• [OBJECTIVE] From the listing below, extract each entry exactly as written, minus the images.

• [THE DATA]

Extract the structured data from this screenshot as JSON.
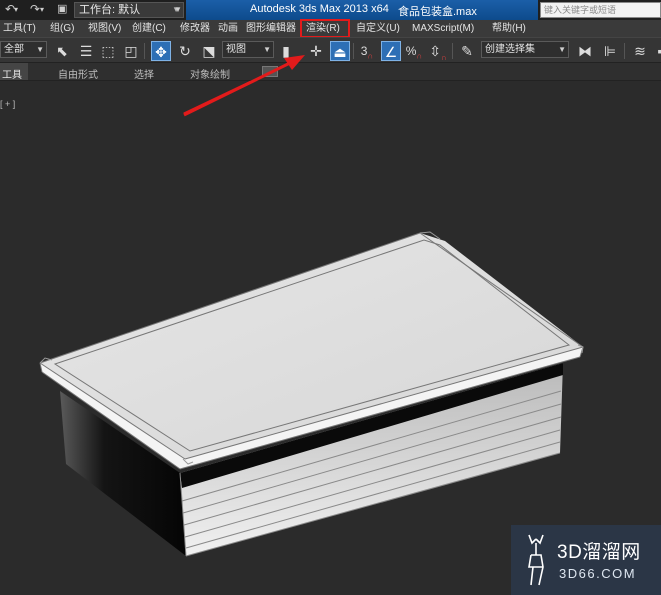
{
  "titlebar": {
    "workspace": "工作台: 默认",
    "app_title": "Autodesk 3ds Max  2013 x64",
    "file_name": "食品包装盒.max",
    "search_placeholder": "键入关键字或短语"
  },
  "menu": {
    "items": [
      "工具(T)",
      "组(G)",
      "视图(V)",
      "创建(C)",
      "修改器",
      "动画",
      "图形编辑器",
      "渲染(R)",
      "自定义(U)",
      "MAXScript(M)",
      "帮助(H)"
    ],
    "highlighted": "渲染(R)",
    "highlight_color": "#e21b1b"
  },
  "toolbar": {
    "selection_filter": "全部",
    "reference_coord": "视图",
    "angle_snap_label": "3",
    "percent_snap_label": "%",
    "named_selection_placeholder": "创建选择集",
    "active_color": "#2d6fb5"
  },
  "ribbon": {
    "tabs": [
      "工具",
      "自由形式",
      "选择",
      "对象绘制"
    ]
  },
  "viewport": {
    "label": "[ + ]",
    "object": "food-packaging-box"
  },
  "watermark": {
    "line1": "3D溜溜网",
    "line2": "3D66.COM"
  }
}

• [FULL SOLUTION]
Extract the structured data from this screenshot as JSON.
{
  "titlebar": {
    "workspace": "工作台: 默认",
    "app_title": "Autodesk 3ds Max  2013 x64",
    "file_name": "食品包装盒.max",
    "search_placeholder": "键入关键字或短语"
  },
  "menu": {
    "items": [
      "工具(T)",
      "组(G)",
      "视图(V)",
      "创建(C)",
      "修改器",
      "动画",
      "图形编辑器",
      "渲染(R)",
      "自定义(U)",
      "MAXScript(M)",
      "帮助(H)"
    ],
    "highlighted": "渲染(R)",
    "highlight_color": "#e21b1b"
  },
  "toolbar": {
    "selection_filter": "全部",
    "reference_coord": "视图",
    "angle_snap_label": "3",
    "percent_snap_label": "%",
    "named_selection_placeholder": "创建选择集",
    "active_color": "#2d6fb5"
  },
  "ribbon": {
    "tabs": [
      "工具",
      "自由形式",
      "选择",
      "对象绘制"
    ]
  },
  "viewport": {
    "label": "[ + ]",
    "object": "food-packaging-box"
  },
  "watermark": {
    "line1": "3D溜溜网",
    "line2": "3D66.COM"
  }
}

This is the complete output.